■ **THE PROBLEM**:
Copy everything from the start of the entries down through the line containing "y-tick-label: 6% xyxy=(45,109,70,129)", keeping each line identical to the original.

■ **EXTRACTED RECORDS**:

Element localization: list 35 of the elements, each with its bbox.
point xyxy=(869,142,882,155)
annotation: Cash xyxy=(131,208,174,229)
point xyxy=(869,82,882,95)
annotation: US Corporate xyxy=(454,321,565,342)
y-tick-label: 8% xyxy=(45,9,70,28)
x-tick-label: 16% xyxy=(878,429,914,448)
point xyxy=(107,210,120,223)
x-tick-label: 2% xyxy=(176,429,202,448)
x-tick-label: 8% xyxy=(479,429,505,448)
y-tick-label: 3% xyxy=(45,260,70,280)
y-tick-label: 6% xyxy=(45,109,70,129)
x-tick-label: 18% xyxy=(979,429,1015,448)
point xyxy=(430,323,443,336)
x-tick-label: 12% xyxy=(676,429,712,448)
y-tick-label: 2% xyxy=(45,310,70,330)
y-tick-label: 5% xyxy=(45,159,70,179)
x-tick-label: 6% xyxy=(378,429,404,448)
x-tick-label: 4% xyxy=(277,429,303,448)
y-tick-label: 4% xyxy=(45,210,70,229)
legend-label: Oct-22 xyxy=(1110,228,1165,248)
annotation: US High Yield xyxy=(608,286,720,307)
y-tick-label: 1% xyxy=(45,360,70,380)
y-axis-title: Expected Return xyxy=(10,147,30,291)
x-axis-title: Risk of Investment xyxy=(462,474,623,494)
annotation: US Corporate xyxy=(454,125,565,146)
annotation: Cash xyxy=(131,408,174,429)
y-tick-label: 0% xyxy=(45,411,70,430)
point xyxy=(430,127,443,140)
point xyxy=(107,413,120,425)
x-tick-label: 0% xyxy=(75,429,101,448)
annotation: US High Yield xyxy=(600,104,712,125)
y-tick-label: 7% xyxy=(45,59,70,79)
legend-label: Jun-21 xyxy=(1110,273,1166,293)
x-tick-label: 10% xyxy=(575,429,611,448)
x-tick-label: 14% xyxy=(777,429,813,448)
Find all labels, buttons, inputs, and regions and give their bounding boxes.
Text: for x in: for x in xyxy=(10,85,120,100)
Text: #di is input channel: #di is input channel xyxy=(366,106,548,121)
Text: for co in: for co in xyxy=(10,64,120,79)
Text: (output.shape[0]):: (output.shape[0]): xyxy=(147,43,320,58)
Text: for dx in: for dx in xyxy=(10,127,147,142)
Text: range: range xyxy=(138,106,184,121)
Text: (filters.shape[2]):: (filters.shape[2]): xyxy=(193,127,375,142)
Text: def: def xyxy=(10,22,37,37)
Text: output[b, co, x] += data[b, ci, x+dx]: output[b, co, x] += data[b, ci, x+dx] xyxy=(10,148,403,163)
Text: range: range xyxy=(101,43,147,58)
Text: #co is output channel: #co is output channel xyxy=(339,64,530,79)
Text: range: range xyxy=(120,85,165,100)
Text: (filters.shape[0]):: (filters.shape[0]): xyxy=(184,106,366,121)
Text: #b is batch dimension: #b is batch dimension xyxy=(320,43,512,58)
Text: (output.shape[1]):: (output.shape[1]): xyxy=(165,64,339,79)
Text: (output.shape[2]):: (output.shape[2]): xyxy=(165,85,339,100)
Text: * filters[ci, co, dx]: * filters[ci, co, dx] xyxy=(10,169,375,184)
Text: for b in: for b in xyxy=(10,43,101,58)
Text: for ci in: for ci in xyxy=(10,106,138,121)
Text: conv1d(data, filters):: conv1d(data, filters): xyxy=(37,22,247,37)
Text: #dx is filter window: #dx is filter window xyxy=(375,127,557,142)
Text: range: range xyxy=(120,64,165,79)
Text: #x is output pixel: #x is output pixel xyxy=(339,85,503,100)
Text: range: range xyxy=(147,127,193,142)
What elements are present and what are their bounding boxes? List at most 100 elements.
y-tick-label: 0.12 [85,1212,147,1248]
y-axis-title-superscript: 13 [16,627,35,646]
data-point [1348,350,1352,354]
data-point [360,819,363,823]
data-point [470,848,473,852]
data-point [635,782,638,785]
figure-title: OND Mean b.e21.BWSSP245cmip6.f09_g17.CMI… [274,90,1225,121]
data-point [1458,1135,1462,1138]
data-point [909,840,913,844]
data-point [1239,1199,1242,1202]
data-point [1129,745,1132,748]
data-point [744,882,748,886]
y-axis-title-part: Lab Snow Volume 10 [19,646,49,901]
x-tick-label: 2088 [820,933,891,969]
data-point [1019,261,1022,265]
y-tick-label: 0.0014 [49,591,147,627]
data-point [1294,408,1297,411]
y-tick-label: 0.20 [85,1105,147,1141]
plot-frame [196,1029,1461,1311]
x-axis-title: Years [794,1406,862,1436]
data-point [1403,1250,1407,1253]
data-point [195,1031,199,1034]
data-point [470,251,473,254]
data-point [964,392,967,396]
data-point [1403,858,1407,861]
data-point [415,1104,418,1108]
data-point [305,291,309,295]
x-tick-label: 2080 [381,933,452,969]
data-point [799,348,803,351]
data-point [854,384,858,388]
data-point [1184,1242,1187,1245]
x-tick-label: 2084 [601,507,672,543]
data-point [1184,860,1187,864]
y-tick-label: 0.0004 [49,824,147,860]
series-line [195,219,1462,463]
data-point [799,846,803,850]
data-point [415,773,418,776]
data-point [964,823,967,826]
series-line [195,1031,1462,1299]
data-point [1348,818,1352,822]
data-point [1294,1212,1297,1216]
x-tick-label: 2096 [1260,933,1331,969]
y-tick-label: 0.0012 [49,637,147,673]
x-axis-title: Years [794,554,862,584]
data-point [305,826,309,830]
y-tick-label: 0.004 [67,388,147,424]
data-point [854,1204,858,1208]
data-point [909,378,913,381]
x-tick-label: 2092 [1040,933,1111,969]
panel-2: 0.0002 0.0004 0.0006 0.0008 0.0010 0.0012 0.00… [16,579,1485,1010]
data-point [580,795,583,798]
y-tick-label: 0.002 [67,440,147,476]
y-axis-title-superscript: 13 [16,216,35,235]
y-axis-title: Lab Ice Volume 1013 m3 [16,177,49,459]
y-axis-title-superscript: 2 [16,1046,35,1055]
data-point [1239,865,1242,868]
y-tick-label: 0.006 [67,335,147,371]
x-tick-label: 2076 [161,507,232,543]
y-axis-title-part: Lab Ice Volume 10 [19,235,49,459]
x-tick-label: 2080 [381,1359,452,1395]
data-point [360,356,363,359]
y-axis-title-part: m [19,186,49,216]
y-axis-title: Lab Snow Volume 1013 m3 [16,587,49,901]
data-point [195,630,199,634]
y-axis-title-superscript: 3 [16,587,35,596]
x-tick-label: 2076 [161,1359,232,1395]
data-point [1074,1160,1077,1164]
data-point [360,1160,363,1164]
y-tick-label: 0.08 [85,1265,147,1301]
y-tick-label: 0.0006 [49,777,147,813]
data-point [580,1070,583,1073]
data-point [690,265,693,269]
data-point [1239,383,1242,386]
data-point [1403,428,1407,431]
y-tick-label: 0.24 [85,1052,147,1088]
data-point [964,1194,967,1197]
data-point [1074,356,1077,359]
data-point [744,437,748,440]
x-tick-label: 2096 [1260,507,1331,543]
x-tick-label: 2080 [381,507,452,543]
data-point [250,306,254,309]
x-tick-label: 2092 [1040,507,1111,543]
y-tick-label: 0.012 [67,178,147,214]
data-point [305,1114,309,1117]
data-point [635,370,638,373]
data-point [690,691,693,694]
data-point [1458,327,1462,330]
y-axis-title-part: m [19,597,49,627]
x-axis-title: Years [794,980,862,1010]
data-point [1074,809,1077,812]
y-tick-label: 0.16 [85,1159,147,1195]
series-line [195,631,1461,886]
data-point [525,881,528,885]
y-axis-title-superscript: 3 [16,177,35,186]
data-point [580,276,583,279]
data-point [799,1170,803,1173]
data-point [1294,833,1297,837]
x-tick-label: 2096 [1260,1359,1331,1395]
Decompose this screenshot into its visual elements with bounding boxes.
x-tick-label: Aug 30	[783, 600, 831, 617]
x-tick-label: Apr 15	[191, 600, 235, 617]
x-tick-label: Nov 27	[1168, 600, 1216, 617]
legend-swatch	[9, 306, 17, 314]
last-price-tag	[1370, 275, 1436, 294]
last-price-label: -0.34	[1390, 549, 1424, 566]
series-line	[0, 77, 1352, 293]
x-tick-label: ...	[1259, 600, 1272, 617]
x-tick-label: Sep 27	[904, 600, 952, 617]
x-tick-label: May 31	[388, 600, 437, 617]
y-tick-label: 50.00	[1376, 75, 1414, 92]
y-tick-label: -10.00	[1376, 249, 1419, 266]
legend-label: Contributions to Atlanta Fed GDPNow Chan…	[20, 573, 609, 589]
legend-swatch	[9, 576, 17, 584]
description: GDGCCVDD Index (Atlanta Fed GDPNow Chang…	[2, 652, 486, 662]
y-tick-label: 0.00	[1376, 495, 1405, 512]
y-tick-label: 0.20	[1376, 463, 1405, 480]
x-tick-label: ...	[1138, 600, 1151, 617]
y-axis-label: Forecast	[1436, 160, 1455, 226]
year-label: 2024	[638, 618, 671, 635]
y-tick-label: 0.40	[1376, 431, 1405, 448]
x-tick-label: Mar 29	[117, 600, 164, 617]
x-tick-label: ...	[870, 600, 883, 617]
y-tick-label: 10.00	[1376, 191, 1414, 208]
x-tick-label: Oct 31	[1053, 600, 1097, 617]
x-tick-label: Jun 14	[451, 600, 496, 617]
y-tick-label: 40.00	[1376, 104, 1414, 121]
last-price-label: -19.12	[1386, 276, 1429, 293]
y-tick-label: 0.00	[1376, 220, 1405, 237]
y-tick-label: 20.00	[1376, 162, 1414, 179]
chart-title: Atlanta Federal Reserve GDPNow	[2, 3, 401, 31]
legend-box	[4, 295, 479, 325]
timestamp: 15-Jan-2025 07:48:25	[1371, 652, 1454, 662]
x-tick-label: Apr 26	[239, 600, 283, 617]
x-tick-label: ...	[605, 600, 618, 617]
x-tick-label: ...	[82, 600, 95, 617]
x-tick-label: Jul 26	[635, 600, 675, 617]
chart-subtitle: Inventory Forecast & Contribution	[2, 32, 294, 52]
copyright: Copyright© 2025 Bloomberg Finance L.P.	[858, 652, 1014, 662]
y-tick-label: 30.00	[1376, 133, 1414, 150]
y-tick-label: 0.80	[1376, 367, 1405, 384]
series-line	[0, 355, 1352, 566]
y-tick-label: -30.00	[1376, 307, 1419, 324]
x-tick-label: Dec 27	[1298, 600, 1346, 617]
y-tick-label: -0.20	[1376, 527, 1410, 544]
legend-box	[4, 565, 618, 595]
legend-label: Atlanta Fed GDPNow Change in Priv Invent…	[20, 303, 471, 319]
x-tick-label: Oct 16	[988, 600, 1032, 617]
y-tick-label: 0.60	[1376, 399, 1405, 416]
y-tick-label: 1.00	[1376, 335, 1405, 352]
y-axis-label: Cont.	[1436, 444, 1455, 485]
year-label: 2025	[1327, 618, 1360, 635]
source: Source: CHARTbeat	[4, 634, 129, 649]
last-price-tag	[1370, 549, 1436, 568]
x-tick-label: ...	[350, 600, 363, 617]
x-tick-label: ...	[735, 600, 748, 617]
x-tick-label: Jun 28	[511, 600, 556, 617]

■ **CORRECT RESPONSE**:
Element localization: list 35 of the elements, each with its bbox.
point xyxy=(869,142,882,155)
annotation: Cash xyxy=(131,208,174,229)
point xyxy=(869,82,882,95)
annotation: US Corporate xyxy=(454,321,565,342)
y-tick-label: 8% xyxy=(45,9,70,28)
x-tick-label: 16% xyxy=(878,429,914,448)
point xyxy=(107,210,120,223)
x-tick-label: 2% xyxy=(176,429,202,448)
x-tick-label: 8% xyxy=(479,429,505,448)
y-tick-label: 3% xyxy=(45,260,70,280)
y-tick-label: 6% xyxy=(45,109,70,129)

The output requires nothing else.